Challenge: Copy out every line exactly, passing over the pictures.

Supplied data:
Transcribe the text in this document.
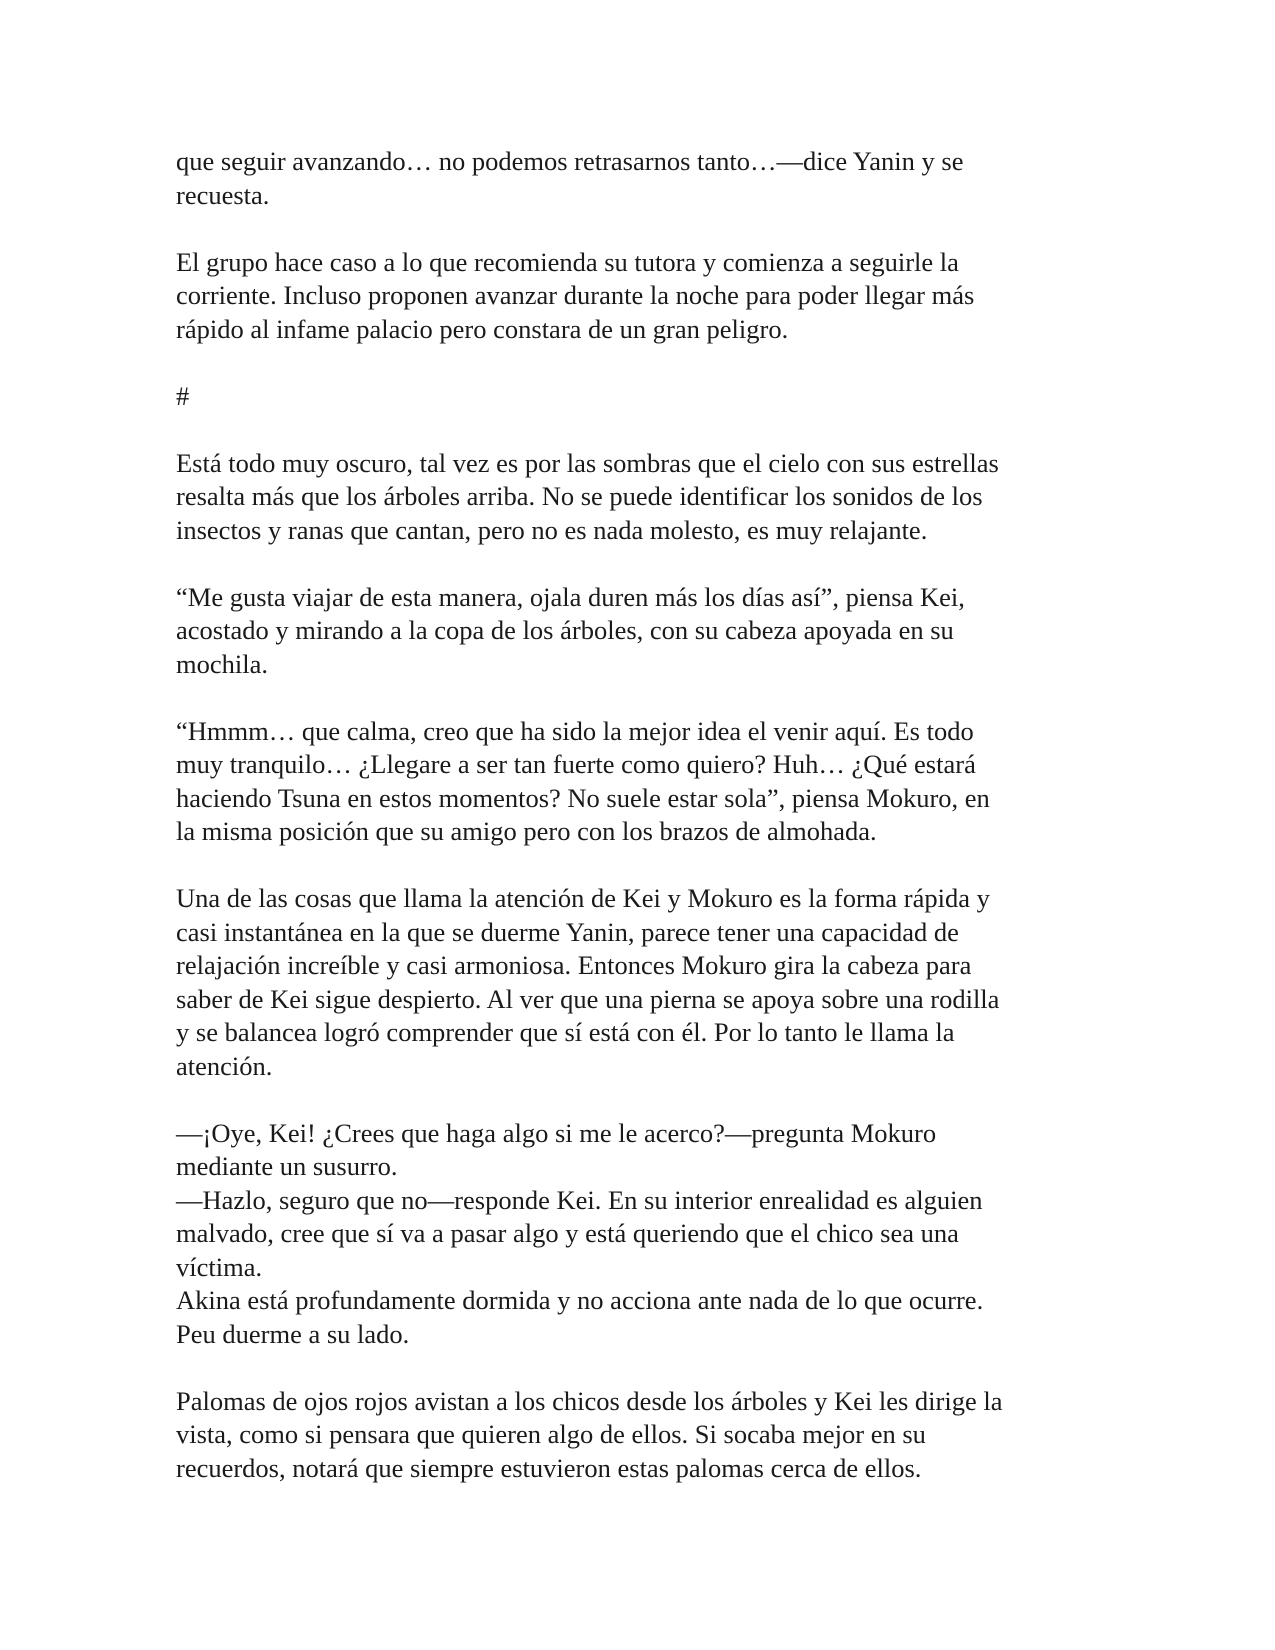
que seguir avanzando… no podemos retrasarnos tanto…—dice Yanin y se

recuesta.

El grupo hace caso a lo que recomienda su tutora y comienza a seguirle la

corriente. Incluso proponen avanzar durante la noche para poder llegar más

rápido al infame palacio pero constara de un gran peligro.

#

Está todo muy oscuro, tal vez es por las sombras que el cielo con sus estrellas

resalta más que los árboles arriba. No se puede identificar los sonidos de los

insectos y ranas que cantan, pero no es nada molesto, es muy relajante.

“Me gusta viajar de esta manera, ojala duren más los días así”, piensa Kei,

acostado y mirando a la copa de los árboles, con su cabeza apoyada en su

mochila.

“Hmmm… que calma, creo que ha sido la mejor idea el venir aquí. Es todo

muy tranquilo… ¿Llegare a ser tan fuerte como quiero? Huh… ¿Qué estará

haciendo Tsuna en estos momentos? No suele estar sola”, piensa Mokuro, en

la misma posición que su amigo pero con los brazos de almohada.

Una de las cosas que llama la atención de Kei y Mokuro es la forma rápida y

casi instantánea en la que se duerme Yanin, parece tener una capacidad de

relajación increíble y casi armoniosa. Entonces Mokuro gira la cabeza para

saber de Kei sigue despierto. Al ver que una pierna se apoya sobre una rodilla

y se balancea logró comprender que sí está con él. Por lo tanto le llama la

atención.

—¡Oye, Kei! ¿Crees que haga algo si me le acerco?—pregunta Mokuro

mediante un susurro.

—Hazlo, seguro que no—responde Kei. En su interior enrealidad es alguien

malvado, cree que sí va a pasar algo y está queriendo que el chico sea una

víctima.

Akina está profundamente dormida y no acciona ante nada de lo que ocurre.

Peu duerme a su lado.

Palomas de ojos rojos avistan a los chicos desde los árboles y Kei les dirige la

vista, como si pensara que quieren algo de ellos. Si socaba mejor en su

recuerdos, notará que siempre estuvieron estas palomas cerca de ellos.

Answer for this exercise:
Transcribe the text in this document.
que seguir avanzando… no podemos retrasarnos tanto…—dice Yanin y se

recuesta.

El grupo hace caso a lo que recomienda su tutora y comienza a seguirle la

corriente. Incluso proponen avanzar durante la noche para poder llegar más

rápido al infame palacio pero constara de un gran peligro.

#

Está todo muy oscuro, tal vez es por las sombras que el cielo con sus estrellas

resalta más que los árboles arriba. No se puede identificar los sonidos de los

insectos y ranas que cantan, pero no es nada molesto, es muy relajante.

“Me gusta viajar de esta manera, ojala duren más los días así”, piensa Kei,

acostado y mirando a la copa de los árboles, con su cabeza apoyada en su

mochila.

“Hmmm… que calma, creo que ha sido la mejor idea el venir aquí. Es todo

muy tranquilo… ¿Llegare a ser tan fuerte como quiero? Huh… ¿Qué estará

haciendo Tsuna en estos momentos? No suele estar sola”, piensa Mokuro, en

la misma posición que su amigo pero con los brazos de almohada.

Una de las cosas que llama la atención de Kei y Mokuro es la forma rápida y

casi instantánea en la que se duerme Yanin, parece tener una capacidad de

relajación increíble y casi armoniosa. Entonces Mokuro gira la cabeza para

saber de Kei sigue despierto. Al ver que una pierna se apoya sobre una rodilla

y se balancea logró comprender que sí está con él. Por lo tanto le llama la

atención.

—¡Oye, Kei! ¿Crees que haga algo si me le acerco?—pregunta Mokuro

mediante un susurro.

—Hazlo, seguro que no—responde Kei. En su interior enrealidad es alguien

malvado, cree que sí va a pasar algo y está queriendo que el chico sea una

víctima.

Akina está profundamente dormida y no acciona ante nada de lo que ocurre.

Peu duerme a su lado.

Palomas de ojos rojos avistan a los chicos desde los árboles y Kei les dirige la

vista, como si pensara que quieren algo de ellos. Si socaba mejor en su

recuerdos, notará que siempre estuvieron estas palomas cerca de ellos.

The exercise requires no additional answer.